◆ Required task
Give, as a bare number, the count of lines that contain the word "gear".

- - - - - - -

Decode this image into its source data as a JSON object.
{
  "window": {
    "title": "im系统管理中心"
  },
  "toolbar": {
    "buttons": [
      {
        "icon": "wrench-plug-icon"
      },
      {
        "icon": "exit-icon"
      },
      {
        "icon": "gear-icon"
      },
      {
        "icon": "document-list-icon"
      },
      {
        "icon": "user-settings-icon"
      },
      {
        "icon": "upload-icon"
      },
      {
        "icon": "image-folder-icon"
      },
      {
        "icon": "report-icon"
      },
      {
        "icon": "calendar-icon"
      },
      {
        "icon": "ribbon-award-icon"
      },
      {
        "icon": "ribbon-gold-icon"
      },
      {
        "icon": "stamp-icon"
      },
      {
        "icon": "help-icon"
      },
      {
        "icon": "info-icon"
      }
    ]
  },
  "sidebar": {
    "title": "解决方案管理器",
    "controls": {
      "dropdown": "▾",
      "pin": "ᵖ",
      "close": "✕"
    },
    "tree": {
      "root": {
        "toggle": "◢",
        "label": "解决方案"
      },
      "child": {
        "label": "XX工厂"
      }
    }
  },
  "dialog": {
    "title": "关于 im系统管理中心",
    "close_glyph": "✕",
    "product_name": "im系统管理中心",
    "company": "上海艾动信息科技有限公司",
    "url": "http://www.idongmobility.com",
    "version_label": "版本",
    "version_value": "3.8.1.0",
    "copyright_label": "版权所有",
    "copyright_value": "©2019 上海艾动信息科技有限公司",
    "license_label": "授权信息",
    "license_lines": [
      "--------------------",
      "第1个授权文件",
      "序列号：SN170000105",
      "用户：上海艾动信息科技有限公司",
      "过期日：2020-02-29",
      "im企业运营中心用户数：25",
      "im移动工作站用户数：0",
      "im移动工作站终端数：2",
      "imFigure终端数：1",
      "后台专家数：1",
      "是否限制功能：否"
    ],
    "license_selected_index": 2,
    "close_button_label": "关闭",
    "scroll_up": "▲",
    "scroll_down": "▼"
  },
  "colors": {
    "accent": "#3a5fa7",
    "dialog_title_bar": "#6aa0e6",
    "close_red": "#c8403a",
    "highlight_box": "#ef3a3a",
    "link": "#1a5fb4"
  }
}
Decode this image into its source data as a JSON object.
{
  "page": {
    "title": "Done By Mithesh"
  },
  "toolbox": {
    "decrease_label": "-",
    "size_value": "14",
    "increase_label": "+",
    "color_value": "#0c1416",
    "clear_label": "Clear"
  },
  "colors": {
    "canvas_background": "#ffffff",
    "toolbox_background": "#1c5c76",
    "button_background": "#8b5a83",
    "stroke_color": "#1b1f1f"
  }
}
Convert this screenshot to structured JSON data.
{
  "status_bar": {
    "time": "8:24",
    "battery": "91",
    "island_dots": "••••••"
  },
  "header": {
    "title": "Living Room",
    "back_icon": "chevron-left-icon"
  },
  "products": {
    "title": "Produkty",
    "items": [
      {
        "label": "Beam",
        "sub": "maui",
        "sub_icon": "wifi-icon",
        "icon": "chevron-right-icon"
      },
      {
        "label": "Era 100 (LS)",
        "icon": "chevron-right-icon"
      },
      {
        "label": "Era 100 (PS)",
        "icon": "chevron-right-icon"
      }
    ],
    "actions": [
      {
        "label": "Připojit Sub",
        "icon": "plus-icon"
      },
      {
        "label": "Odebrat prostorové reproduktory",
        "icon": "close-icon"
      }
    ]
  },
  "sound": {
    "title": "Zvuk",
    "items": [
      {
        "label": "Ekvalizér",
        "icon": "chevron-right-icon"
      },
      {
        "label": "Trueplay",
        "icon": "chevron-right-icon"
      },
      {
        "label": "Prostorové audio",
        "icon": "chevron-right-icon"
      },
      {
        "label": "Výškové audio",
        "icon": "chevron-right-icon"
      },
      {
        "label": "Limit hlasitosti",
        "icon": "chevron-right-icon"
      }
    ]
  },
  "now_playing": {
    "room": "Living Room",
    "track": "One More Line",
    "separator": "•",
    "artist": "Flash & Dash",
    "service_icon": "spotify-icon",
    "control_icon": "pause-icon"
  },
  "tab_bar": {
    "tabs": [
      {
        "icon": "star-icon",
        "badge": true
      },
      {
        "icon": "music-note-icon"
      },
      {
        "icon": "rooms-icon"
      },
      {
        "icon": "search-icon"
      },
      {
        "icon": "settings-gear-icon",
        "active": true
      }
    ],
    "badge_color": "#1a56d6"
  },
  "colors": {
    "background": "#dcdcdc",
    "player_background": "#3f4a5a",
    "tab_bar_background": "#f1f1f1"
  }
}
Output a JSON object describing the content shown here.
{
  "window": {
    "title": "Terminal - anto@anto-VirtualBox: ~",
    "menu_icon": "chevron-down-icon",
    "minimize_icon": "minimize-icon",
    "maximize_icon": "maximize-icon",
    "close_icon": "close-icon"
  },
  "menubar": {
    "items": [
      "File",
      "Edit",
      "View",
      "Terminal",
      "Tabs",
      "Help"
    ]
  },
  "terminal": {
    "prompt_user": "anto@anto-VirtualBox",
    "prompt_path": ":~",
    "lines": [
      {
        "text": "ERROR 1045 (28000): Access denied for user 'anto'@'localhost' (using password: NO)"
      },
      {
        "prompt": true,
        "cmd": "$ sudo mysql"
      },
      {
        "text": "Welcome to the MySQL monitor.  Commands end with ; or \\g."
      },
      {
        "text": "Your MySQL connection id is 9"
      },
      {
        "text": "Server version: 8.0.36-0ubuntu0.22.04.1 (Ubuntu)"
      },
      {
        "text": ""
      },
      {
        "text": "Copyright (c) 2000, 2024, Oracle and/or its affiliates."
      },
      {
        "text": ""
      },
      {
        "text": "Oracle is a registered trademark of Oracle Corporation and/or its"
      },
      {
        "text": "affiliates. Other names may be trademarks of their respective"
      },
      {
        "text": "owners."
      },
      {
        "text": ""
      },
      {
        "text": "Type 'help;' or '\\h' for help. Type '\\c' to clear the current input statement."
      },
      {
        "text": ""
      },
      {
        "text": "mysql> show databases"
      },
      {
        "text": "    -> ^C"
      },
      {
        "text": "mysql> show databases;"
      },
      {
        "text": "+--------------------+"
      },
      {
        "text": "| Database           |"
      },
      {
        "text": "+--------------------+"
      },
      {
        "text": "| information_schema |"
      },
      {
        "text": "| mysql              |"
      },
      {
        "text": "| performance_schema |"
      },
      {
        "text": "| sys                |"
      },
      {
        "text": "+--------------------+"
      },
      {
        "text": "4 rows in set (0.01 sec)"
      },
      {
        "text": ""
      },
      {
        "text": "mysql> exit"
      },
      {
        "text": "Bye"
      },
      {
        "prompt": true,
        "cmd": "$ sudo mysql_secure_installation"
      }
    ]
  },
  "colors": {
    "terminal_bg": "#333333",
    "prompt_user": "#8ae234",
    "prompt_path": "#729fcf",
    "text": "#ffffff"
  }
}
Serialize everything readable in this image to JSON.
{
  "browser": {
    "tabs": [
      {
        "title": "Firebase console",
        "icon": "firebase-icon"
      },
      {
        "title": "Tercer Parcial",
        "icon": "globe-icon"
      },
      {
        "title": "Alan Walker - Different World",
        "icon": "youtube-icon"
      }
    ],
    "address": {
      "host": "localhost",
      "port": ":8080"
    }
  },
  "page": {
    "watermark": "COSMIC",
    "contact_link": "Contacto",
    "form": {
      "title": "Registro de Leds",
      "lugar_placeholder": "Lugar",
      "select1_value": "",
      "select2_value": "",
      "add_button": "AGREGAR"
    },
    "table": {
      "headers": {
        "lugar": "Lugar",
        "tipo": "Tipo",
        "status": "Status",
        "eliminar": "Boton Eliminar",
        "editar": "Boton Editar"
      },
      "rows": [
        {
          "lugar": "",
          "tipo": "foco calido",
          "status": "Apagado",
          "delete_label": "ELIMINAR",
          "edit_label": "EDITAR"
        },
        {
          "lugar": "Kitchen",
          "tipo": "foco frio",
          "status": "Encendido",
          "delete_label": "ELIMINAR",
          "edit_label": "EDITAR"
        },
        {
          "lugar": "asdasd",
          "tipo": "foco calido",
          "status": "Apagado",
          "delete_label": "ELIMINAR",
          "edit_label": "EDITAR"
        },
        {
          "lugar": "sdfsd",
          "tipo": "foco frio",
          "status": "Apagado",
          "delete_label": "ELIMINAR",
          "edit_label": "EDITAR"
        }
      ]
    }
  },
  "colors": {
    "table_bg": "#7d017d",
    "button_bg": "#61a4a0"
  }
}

- - - - - - -

◆ Task output
2